• [What you have to do] Each record is to be printed again precisely as it reads.

• [Task input]
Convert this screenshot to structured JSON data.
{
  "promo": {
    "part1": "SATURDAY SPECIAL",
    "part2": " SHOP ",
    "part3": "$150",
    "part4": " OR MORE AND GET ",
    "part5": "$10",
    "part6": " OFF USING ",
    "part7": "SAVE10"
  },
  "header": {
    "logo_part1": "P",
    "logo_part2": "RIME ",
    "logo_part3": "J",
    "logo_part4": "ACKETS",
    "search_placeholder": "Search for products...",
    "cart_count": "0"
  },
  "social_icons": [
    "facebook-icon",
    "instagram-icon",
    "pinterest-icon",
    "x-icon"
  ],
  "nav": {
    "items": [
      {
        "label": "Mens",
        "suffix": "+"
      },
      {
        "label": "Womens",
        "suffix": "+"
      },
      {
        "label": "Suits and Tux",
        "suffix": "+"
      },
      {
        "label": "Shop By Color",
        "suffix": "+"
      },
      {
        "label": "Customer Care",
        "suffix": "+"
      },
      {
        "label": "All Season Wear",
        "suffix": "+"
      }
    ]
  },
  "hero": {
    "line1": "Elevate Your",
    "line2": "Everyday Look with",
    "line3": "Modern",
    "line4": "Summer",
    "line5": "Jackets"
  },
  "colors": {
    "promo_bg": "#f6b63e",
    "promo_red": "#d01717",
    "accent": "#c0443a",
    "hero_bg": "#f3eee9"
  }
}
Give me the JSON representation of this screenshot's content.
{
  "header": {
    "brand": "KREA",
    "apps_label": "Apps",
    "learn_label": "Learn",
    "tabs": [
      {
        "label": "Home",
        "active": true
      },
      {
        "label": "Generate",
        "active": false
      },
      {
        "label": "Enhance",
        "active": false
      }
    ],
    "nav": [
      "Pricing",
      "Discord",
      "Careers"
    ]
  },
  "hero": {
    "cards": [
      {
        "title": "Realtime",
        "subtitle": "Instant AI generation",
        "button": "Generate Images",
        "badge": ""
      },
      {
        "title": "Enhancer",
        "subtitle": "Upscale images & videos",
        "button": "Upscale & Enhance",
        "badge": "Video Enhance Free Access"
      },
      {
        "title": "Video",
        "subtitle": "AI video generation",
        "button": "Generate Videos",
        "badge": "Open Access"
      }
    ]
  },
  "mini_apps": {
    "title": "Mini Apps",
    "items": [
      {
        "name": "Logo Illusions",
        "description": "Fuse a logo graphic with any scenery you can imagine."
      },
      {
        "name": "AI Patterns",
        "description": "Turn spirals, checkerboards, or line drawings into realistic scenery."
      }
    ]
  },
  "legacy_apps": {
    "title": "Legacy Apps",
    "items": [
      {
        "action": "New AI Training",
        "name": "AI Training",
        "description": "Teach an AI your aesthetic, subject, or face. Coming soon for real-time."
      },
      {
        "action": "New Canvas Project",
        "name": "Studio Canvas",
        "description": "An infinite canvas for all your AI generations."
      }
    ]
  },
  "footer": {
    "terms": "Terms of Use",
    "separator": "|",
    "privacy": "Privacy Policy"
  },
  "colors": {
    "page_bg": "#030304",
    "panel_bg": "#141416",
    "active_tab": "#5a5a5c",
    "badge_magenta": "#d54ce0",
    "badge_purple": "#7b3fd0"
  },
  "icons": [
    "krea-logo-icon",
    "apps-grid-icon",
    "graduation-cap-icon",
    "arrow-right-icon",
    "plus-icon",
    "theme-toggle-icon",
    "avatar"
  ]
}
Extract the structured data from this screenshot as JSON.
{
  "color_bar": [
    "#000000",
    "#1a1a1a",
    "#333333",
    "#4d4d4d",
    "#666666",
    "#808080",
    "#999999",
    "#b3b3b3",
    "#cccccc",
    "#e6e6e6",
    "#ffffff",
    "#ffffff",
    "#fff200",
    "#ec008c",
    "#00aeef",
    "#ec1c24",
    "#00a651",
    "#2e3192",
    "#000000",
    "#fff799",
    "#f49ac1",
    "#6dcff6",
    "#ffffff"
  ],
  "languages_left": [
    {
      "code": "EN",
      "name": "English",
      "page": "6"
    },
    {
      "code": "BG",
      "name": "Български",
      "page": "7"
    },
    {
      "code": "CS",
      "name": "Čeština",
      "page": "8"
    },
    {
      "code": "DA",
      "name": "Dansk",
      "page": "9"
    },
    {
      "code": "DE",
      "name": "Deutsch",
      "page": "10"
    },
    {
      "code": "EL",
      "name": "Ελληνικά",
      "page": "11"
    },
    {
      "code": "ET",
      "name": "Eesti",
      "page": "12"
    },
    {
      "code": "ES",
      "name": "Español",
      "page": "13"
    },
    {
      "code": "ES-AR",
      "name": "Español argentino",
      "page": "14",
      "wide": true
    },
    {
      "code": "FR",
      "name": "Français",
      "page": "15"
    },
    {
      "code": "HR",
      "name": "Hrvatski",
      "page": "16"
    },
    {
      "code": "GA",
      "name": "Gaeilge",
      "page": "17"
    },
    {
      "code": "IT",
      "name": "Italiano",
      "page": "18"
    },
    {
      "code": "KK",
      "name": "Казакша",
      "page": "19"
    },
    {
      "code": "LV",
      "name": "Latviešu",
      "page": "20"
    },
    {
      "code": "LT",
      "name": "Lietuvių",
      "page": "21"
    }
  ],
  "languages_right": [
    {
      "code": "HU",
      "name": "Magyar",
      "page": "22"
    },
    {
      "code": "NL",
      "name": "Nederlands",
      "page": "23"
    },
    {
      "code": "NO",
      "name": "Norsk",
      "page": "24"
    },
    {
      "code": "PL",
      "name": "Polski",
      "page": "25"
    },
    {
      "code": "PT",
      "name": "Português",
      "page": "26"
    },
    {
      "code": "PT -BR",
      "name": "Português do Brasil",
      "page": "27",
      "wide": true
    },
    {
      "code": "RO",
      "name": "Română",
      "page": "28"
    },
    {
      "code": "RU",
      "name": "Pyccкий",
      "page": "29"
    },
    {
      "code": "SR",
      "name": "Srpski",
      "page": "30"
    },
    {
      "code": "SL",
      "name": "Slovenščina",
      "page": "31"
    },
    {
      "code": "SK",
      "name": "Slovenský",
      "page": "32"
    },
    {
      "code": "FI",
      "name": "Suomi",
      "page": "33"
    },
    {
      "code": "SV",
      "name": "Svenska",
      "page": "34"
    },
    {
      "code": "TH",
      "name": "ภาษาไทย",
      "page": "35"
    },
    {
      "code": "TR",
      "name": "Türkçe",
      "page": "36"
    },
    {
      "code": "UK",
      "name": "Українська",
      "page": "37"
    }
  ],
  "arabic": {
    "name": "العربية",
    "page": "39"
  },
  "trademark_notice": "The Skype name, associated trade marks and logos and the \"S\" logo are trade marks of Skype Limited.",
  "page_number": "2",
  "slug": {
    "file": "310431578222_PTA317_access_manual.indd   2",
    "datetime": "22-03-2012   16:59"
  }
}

• [Expected answer]
Convert this screenshot to structured JSON data.
{
  "promo": {
    "part1": "SATURDAY SPECIAL",
    "part2": " SHOP ",
    "part3": "$150",
    "part4": " OR MORE AND GET ",
    "part5": "$10",
    "part6": " OFF USING ",
    "part7": "SAVE10"
  },
  "header": {
    "logo_part1": "P",
    "logo_part2": "RIME ",
    "logo_part3": "J",
    "logo_part4": "ACKETS",
    "search_placeholder": "Search for products...",
    "cart_count": "0"
  },
  "social_icons": [
    "facebook-icon",
    "instagram-icon",
    "pinterest-icon",
    "x-icon"
  ],
  "nav": {
    "items": [
      {
        "label": "Mens",
        "suffix": "+"
      },
      {
        "label": "Womens",
        "suffix": "+"
      },
      {
        "label": "Suits and Tux",
        "suffix": "+"
      },
      {
        "label": "Shop By Color",
        "suffix": "+"
      },
      {
        "label": "Customer Care",
        "suffix": "+"
      },
      {
        "label": "All Season Wear",
        "suffix": "+"
      }
    ]
  },
  "hero": {
    "line1": "Elevate Your",
    "line2": "Everyday Look with",
    "line3": "Modern",
    "line4": "Summer",
    "line5": "Jackets"
  },
  "colors": {
    "promo_bg": "#f6b63e",
    "promo_red": "#d01717",
    "accent": "#c0443a",
    "hero_bg": "#f3eee9"
  }
}
Give me the JSON representation of this screenshot's content.
{
  "header": {
    "brand": "KREA",
    "apps_label": "Apps",
    "learn_label": "Learn",
    "tabs": [
      {
        "label": "Home",
        "active": true
      },
      {
        "label": "Generate",
        "active": false
      },
      {
        "label": "Enhance",
        "active": false
      }
    ],
    "nav": [
      "Pricing",
      "Discord",
      "Careers"
    ]
  },
  "hero": {
    "cards": [
      {
        "title": "Realtime",
        "subtitle": "Instant AI generation",
        "button": "Generate Images",
        "badge": ""
      },
      {
        "title": "Enhancer",
        "subtitle": "Upscale images & videos",
        "button": "Upscale & Enhance",
        "badge": "Video Enhance Free Access"
      },
      {
        "title": "Video",
        "subtitle": "AI video generation",
        "button": "Generate Videos",
        "badge": "Open Access"
      }
    ]
  },
  "mini_apps": {
    "title": "Mini Apps",
    "items": [
      {
        "name": "Logo Illusions",
        "description": "Fuse a logo graphic with any scenery you can imagine."
      },
      {
        "name": "AI Patterns",
        "description": "Turn spirals, checkerboards, or line drawings into realistic scenery."
      }
    ]
  },
  "legacy_apps": {
    "title": "Legacy Apps",
    "items": [
      {
        "action": "New AI Training",
        "name": "AI Training",
        "description": "Teach an AI your aesthetic, subject, or face. Coming soon for real-time."
      },
      {
        "action": "New Canvas Project",
        "name": "Studio Canvas",
        "description": "An infinite canvas for all your AI generations."
      }
    ]
  },
  "footer": {
    "terms": "Terms of Use",
    "separator": "|",
    "privacy": "Privacy Policy"
  },
  "colors": {
    "page_bg": "#030304",
    "panel_bg": "#141416",
    "active_tab": "#5a5a5c",
    "badge_magenta": "#d54ce0",
    "badge_purple": "#7b3fd0"
  },
  "icons": [
    "krea-logo-icon",
    "apps-grid-icon",
    "graduation-cap-icon",
    "arrow-right-icon",
    "plus-icon",
    "theme-toggle-icon",
    "avatar"
  ]
}
Extract the structured data from this screenshot as JSON.
{
  "color_bar": [
    "#000000",
    "#1a1a1a",
    "#333333",
    "#4d4d4d",
    "#666666",
    "#808080",
    "#999999",
    "#b3b3b3",
    "#cccccc",
    "#e6e6e6",
    "#ffffff",
    "#ffffff",
    "#fff200",
    "#ec008c",
    "#00aeef",
    "#ec1c24",
    "#00a651",
    "#2e3192",
    "#000000",
    "#fff799",
    "#f49ac1",
    "#6dcff6",
    "#ffffff"
  ],
  "languages_left": [
    {
      "code": "EN",
      "name": "English",
      "page": "6"
    },
    {
      "code": "BG",
      "name": "Български",
      "page": "7"
    },
    {
      "code": "CS",
      "name": "Čeština",
      "page": "8"
    },
    {
      "code": "DA",
      "name": "Dansk",
      "page": "9"
    },
    {
      "code": "DE",
      "name": "Deutsch",
      "page": "10"
    },
    {
      "code": "EL",
      "name": "Ελληνικά",
      "page": "11"
    },
    {
      "code": "ET",
      "name": "Eesti",
      "page": "12"
    },
    {
      "code": "ES",
      "name": "Español",
      "page": "13"
    },
    {
      "code": "ES-AR",
      "name": "Español argentino",
      "page": "14",
      "wide": true
    },
    {
      "code": "FR",
      "name": "Français",
      "page": "15"
    },
    {
      "code": "HR",
      "name": "Hrvatski",
      "page": "16"
    },
    {
      "code": "GA",
      "name": "Gaeilge",
      "page": "17"
    },
    {
      "code": "IT",
      "name": "Italiano",
      "page": "18"
    },
    {
      "code": "KK",
      "name": "Казакша",
      "page": "19"
    },
    {
      "code": "LV",
      "name": "Latviešu",
      "page": "20"
    },
    {
      "code": "LT",
      "name": "Lietuvių",
      "page": "21"
    }
  ],
  "languages_right": [
    {
      "code": "HU",
      "name": "Magyar",
      "page": "22"
    },
    {
      "code": "NL",
      "name": "Nederlands",
      "page": "23"
    },
    {
      "code": "NO",
      "name": "Norsk",
      "page": "24"
    },
    {
      "code": "PL",
      "name": "Polski",
      "page": "25"
    },
    {
      "code": "PT",
      "name": "Português",
      "page": "26"
    },
    {
      "code": "PT -BR",
      "name": "Português do Brasil",
      "page": "27",
      "wide": true
    },
    {
      "code": "RO",
      "name": "Română",
      "page": "28"
    },
    {
      "code": "RU",
      "name": "Pyccкий",
      "page": "29"
    },
    {
      "code": "SR",
      "name": "Srpski",
      "page": "30"
    },
    {
      "code": "SL",
      "name": "Slovenščina",
      "page": "31"
    },
    {
      "code": "SK",
      "name": "Slovenský",
      "page": "32"
    },
    {
      "code": "FI",
      "name": "Suomi",
      "page": "33"
    },
    {
      "code": "SV",
      "name": "Svenska",
      "page": "34"
    },
    {
      "code": "TH",
      "name": "ภาษาไทย",
      "page": "35"
    },
    {
      "code": "TR",
      "name": "Türkçe",
      "page": "36"
    },
    {
      "code": "UK",
      "name": "Українська",
      "page": "37"
    }
  ],
  "arabic": {
    "name": "العربية",
    "page": "39"
  },
  "trademark_notice": "The Skype name, associated trade marks and logos and the \"S\" logo are trade marks of Skype Limited.",
  "page_number": "2",
  "slug": {
    "file": "310431578222_PTA317_access_manual.indd   2",
    "datetime": "22-03-2012   16:59"
  }
}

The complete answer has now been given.